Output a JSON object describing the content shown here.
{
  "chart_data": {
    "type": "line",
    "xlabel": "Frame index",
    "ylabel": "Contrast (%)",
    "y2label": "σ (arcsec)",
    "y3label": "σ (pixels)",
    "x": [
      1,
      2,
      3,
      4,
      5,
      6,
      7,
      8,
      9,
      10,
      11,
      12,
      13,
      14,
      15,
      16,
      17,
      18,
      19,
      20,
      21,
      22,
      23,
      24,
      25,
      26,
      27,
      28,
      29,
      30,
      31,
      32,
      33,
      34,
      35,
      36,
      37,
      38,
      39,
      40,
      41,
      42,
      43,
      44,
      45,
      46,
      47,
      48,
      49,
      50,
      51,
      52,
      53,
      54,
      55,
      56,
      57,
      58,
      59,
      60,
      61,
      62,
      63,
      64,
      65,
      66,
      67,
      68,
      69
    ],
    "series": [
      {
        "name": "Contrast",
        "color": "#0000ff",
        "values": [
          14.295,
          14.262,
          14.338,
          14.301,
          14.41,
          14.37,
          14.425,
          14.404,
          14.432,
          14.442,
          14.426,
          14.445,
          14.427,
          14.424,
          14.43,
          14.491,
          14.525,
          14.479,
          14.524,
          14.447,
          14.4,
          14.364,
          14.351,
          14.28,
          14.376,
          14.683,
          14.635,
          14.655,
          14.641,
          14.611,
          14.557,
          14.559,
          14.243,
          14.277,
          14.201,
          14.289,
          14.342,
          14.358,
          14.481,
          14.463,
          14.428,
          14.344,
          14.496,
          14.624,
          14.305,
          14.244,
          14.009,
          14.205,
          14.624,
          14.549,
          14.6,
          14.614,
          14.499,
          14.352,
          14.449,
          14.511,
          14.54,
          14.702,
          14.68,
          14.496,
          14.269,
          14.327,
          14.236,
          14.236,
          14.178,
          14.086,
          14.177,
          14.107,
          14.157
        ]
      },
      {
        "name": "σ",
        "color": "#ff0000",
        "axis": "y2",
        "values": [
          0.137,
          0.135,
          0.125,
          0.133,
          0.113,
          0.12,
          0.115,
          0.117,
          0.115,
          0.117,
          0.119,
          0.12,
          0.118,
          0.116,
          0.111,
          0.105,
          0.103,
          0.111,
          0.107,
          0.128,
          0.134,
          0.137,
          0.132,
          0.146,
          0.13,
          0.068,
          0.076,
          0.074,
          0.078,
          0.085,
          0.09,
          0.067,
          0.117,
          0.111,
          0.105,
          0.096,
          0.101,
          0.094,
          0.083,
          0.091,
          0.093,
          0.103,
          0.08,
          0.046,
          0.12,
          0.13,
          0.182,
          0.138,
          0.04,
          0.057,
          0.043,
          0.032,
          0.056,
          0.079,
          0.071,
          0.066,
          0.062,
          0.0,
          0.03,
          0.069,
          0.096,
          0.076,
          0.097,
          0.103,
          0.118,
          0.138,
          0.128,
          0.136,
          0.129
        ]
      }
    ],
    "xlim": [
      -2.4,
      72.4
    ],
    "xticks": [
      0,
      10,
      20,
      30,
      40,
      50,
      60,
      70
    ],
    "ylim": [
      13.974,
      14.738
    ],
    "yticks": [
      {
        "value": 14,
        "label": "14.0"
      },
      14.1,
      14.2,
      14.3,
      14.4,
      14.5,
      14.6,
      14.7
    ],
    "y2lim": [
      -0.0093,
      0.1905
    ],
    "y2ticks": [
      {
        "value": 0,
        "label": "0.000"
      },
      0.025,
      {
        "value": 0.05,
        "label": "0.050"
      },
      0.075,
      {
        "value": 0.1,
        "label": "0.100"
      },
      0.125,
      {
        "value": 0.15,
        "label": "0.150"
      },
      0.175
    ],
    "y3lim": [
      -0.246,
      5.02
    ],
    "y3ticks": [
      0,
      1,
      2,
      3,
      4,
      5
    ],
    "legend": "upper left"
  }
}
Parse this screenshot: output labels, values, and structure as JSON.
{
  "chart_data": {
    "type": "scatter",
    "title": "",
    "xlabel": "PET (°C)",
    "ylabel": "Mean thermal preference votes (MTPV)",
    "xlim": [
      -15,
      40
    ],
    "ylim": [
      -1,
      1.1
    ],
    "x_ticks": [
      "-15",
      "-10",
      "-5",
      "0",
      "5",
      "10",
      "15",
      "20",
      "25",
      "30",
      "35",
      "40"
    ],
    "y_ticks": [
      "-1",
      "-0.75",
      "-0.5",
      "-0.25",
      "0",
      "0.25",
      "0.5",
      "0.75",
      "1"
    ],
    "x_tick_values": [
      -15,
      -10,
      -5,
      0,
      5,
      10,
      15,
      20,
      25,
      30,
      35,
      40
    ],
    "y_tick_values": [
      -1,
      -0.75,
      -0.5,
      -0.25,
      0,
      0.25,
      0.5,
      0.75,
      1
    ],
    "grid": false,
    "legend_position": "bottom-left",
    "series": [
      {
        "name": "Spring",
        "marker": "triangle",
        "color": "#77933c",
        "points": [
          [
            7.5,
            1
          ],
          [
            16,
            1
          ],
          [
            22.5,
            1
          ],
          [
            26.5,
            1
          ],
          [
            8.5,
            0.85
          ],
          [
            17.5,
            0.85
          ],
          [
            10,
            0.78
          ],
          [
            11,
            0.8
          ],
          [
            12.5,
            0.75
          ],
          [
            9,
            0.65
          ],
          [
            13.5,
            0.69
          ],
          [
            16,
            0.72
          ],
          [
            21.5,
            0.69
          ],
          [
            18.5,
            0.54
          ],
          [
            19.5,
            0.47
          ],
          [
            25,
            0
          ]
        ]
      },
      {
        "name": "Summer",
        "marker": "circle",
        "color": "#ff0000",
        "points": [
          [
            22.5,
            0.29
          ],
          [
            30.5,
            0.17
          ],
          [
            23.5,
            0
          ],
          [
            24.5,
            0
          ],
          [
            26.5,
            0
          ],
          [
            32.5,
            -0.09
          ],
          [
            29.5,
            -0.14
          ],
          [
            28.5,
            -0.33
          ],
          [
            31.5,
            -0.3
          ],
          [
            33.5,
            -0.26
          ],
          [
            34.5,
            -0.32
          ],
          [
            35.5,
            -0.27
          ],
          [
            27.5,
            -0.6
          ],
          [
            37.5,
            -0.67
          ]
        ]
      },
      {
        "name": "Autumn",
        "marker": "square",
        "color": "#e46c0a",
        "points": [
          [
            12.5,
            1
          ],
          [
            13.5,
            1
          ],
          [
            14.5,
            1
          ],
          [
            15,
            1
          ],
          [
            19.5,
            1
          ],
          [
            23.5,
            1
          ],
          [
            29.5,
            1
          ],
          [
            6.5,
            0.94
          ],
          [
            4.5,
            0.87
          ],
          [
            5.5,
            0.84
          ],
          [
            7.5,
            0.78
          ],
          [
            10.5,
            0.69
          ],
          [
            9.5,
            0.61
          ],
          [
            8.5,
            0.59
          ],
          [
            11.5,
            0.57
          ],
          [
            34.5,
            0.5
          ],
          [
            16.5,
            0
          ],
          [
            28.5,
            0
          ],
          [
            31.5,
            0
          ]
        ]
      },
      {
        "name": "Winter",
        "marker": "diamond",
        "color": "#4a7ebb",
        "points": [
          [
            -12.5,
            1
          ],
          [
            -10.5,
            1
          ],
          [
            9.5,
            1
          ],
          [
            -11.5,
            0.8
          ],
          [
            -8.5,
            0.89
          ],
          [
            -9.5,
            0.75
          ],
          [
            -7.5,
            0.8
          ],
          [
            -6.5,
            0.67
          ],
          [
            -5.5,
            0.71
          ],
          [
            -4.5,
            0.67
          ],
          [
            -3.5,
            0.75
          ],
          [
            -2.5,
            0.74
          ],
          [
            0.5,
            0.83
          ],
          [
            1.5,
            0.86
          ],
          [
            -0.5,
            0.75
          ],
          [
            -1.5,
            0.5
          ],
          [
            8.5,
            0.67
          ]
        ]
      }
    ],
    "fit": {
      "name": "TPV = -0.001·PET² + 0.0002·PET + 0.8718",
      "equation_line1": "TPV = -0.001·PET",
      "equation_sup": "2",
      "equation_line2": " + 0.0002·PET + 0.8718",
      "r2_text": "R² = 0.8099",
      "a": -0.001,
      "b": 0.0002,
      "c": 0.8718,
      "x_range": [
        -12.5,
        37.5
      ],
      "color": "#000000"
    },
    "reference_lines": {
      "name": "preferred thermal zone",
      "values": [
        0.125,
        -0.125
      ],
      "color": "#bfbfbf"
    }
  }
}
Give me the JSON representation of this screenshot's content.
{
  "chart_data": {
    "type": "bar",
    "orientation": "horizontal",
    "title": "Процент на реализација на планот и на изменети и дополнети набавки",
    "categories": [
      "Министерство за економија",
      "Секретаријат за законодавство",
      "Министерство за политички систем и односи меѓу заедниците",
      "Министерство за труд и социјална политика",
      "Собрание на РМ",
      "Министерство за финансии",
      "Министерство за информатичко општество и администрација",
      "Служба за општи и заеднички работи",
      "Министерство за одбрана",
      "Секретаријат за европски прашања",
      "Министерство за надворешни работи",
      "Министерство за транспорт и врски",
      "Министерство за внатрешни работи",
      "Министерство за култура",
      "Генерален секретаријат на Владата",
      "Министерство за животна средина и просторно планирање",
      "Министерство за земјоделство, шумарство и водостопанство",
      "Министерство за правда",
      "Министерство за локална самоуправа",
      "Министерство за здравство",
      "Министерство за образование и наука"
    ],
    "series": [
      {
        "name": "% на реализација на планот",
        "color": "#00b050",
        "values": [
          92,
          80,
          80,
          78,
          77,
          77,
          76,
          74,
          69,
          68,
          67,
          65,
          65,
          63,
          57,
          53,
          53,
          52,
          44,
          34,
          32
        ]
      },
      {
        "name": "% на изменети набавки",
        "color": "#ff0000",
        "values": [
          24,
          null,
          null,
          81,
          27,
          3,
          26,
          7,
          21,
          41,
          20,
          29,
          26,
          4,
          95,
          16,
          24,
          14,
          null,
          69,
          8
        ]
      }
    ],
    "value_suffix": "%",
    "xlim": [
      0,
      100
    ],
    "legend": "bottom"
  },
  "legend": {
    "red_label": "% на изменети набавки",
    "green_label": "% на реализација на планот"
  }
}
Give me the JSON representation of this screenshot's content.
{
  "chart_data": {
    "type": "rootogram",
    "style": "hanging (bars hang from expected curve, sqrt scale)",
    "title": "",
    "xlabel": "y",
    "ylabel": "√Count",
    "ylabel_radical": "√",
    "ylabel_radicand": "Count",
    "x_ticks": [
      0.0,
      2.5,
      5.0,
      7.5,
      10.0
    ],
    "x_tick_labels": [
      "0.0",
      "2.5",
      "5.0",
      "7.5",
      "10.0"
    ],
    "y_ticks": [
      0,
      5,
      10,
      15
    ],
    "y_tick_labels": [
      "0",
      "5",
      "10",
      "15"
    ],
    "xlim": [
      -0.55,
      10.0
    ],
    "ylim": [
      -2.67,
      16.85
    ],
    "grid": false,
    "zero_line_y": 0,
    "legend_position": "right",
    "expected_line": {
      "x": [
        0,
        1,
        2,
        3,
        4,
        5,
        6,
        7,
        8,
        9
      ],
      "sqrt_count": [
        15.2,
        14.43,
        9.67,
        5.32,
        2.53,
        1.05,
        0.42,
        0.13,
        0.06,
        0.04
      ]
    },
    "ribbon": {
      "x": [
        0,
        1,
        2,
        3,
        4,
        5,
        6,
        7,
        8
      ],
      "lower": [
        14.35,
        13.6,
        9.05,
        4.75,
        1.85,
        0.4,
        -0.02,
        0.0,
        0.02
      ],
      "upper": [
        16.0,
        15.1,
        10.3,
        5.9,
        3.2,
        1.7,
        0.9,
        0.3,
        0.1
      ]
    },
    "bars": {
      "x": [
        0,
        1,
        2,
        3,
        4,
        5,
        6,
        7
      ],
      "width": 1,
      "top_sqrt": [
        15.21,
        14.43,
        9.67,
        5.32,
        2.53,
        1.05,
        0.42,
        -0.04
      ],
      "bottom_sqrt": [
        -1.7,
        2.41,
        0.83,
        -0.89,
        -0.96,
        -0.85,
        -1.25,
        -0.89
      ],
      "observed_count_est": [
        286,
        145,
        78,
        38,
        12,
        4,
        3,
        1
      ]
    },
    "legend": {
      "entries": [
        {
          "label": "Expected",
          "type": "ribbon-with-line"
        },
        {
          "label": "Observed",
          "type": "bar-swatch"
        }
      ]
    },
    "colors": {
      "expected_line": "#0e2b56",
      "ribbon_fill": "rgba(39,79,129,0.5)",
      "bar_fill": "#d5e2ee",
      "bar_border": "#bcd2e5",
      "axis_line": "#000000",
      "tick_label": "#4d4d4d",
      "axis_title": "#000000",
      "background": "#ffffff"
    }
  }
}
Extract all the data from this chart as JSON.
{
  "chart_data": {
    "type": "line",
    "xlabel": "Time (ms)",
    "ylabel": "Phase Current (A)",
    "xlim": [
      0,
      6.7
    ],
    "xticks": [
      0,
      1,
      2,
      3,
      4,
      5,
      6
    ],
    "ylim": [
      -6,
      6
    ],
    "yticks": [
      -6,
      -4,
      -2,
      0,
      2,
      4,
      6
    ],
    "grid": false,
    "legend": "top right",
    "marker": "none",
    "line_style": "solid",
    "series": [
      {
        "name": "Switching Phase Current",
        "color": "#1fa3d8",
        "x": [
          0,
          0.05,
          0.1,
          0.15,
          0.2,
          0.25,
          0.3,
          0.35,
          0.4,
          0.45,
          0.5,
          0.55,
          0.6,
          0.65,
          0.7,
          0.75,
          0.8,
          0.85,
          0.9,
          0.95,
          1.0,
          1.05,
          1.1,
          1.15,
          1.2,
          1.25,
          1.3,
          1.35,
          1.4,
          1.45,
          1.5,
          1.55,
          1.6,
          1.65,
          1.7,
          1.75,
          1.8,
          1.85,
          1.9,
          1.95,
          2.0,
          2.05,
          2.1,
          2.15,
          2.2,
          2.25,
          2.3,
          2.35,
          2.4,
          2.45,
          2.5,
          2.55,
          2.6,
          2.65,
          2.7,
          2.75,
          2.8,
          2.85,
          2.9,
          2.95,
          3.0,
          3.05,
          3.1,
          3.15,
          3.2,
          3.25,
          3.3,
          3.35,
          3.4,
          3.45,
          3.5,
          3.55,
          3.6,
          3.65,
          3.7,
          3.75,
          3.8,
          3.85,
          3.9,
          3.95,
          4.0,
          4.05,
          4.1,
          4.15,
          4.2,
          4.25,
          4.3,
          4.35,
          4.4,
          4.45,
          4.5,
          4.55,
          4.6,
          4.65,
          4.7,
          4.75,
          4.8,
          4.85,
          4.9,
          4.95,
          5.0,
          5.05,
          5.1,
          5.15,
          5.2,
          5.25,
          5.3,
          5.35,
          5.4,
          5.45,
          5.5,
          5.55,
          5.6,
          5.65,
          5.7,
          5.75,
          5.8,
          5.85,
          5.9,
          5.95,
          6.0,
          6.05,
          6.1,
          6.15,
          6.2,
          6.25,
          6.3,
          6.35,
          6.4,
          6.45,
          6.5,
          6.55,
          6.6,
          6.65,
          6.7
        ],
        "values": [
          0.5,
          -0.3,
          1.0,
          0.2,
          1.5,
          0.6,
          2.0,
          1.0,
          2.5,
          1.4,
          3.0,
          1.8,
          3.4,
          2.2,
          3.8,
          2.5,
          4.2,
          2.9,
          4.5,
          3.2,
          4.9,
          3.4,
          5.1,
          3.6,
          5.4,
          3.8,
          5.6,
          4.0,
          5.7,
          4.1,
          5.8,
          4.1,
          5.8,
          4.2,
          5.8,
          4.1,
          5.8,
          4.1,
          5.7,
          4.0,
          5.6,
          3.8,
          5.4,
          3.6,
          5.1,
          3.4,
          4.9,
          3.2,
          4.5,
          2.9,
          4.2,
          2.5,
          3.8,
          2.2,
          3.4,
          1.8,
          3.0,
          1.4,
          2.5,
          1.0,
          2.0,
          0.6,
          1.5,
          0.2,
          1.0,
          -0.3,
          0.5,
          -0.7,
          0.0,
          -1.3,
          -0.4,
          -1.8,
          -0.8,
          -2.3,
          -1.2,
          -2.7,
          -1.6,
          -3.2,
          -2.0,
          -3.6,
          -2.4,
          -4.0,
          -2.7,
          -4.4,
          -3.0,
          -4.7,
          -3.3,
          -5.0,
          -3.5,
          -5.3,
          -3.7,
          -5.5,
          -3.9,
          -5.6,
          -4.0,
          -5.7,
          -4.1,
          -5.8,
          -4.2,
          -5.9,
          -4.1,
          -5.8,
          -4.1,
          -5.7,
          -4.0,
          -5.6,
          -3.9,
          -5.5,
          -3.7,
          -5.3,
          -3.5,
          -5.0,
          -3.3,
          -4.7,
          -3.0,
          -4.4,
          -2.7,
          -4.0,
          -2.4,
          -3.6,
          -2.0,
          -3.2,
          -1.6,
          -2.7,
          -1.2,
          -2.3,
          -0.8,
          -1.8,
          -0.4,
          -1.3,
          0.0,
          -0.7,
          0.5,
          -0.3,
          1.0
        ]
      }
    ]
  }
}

### Work to be completed
From the material above, copy each line that includes the word "left".

### Expected answer
    "legend": "upper left"
    "legend_position": "bottom-left",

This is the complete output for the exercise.